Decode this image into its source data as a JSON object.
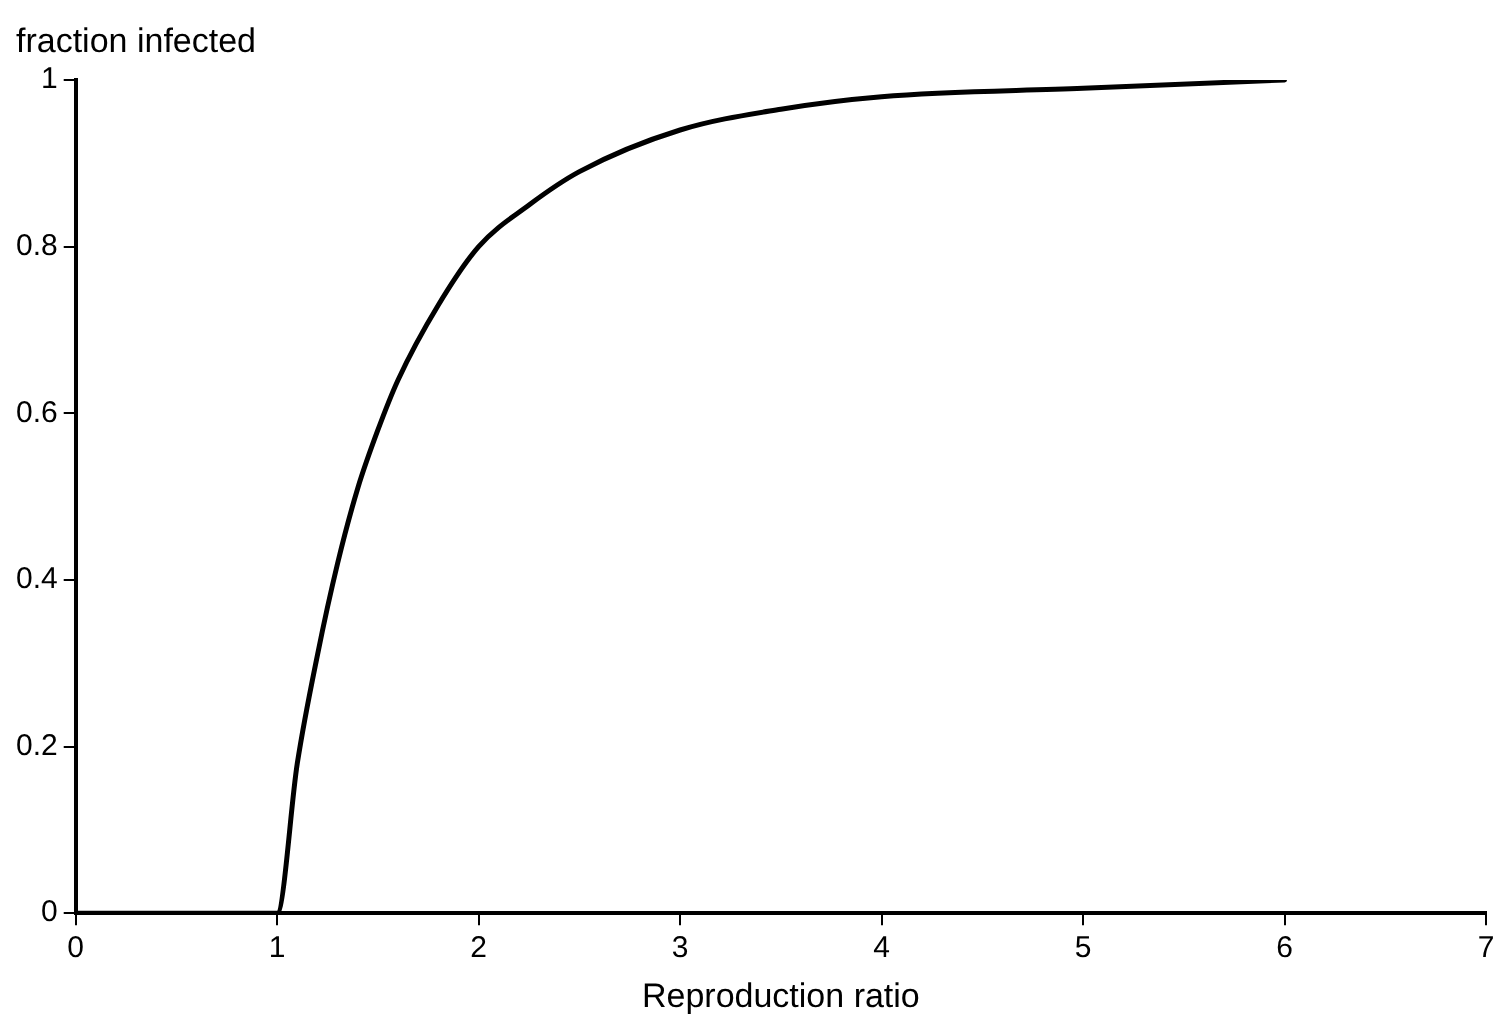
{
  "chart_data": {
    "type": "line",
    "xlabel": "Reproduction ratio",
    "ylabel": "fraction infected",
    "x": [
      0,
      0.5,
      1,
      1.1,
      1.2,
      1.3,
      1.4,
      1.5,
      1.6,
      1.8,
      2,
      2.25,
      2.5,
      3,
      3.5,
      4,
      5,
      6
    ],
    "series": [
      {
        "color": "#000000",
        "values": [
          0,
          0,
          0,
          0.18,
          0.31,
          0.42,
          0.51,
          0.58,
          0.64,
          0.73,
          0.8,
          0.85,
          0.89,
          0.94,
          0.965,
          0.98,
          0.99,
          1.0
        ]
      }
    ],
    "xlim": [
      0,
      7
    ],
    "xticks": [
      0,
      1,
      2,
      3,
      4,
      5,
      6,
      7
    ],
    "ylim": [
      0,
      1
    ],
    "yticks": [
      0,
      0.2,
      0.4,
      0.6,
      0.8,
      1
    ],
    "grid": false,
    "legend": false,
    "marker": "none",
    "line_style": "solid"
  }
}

...

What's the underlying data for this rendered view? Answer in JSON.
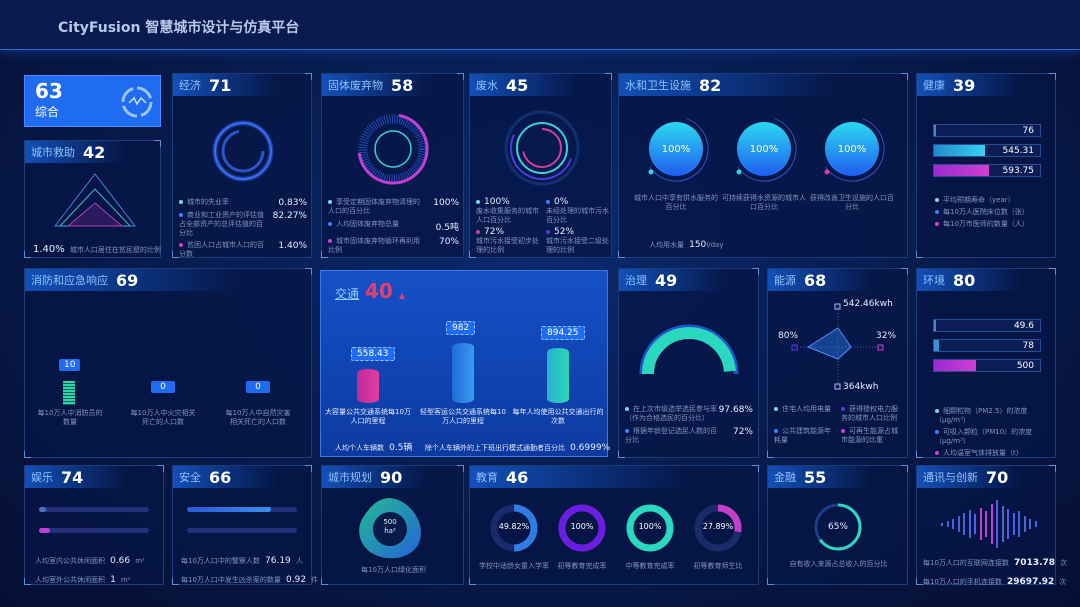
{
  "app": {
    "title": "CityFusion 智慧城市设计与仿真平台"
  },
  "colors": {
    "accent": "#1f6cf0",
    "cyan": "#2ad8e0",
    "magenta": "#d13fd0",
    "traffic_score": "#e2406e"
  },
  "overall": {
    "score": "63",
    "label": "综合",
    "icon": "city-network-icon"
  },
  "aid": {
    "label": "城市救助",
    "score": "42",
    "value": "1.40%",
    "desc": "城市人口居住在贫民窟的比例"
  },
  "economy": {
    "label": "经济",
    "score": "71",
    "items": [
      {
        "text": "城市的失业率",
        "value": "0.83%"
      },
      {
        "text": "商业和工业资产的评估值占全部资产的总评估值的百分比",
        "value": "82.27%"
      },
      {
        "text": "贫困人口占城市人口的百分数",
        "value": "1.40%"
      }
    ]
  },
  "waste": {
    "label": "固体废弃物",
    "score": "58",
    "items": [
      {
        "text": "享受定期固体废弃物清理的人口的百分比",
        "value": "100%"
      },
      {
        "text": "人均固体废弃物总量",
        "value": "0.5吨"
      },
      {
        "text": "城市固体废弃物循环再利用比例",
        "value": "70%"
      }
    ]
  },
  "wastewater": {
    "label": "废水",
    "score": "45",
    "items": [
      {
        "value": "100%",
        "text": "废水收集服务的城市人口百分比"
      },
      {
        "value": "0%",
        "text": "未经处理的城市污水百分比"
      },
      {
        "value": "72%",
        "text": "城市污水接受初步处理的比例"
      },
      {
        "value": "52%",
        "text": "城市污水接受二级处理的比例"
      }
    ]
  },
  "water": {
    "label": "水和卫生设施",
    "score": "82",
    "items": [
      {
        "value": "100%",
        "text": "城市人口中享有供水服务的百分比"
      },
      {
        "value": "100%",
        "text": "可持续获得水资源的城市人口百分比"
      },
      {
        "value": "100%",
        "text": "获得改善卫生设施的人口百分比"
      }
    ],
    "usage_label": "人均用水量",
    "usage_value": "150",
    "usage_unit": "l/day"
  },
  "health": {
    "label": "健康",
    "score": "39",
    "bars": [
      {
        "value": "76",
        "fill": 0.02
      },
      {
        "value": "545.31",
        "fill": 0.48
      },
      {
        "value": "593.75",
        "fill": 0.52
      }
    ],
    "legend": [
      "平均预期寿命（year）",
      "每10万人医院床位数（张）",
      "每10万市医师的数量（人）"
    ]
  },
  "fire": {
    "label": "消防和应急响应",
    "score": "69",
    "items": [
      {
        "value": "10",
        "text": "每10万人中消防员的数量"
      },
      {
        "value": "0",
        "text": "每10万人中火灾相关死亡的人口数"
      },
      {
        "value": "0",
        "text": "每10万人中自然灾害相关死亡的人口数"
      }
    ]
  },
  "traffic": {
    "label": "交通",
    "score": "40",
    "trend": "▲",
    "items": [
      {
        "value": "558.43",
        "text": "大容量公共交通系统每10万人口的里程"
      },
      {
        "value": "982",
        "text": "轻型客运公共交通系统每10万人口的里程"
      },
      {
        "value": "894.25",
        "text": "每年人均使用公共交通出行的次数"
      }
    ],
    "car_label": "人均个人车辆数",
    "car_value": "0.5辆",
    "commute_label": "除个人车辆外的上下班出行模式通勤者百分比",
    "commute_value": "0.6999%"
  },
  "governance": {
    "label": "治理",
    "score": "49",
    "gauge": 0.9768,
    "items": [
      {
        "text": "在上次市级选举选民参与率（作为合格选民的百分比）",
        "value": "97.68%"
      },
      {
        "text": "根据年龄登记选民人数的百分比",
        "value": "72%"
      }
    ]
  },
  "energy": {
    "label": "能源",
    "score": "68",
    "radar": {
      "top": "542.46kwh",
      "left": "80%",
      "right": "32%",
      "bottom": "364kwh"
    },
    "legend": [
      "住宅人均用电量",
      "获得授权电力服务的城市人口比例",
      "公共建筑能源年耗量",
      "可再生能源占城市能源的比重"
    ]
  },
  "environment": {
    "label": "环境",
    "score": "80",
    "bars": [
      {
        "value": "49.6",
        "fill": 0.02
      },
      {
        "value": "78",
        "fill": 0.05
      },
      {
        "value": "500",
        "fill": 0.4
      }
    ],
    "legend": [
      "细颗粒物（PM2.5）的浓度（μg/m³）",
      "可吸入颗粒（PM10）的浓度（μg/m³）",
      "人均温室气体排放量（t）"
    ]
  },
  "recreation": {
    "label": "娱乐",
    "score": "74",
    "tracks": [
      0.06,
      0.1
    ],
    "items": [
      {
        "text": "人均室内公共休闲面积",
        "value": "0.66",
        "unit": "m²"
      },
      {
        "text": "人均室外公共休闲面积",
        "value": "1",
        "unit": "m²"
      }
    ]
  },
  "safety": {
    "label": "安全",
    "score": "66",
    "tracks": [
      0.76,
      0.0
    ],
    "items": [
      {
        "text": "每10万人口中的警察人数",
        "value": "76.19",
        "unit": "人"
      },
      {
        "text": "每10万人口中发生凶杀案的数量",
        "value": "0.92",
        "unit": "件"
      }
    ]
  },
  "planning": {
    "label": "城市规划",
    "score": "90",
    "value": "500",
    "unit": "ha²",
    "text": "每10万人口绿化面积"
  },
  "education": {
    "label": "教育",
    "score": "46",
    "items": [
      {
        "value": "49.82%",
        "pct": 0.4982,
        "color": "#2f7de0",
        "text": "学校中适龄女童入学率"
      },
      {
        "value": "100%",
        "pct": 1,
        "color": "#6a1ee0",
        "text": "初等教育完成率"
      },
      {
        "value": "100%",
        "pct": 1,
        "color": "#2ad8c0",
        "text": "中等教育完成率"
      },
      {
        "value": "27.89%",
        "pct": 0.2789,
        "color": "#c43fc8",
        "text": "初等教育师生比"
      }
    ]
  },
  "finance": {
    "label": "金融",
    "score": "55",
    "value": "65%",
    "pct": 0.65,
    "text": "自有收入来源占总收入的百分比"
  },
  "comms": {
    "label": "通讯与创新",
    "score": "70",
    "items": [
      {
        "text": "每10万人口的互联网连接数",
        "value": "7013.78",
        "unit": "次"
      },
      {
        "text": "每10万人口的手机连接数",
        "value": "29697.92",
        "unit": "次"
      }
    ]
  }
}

_Task requirements:_ Examine the listing and say how many of its lines contain the string "this". Give the number alone.

_Task output:_ 2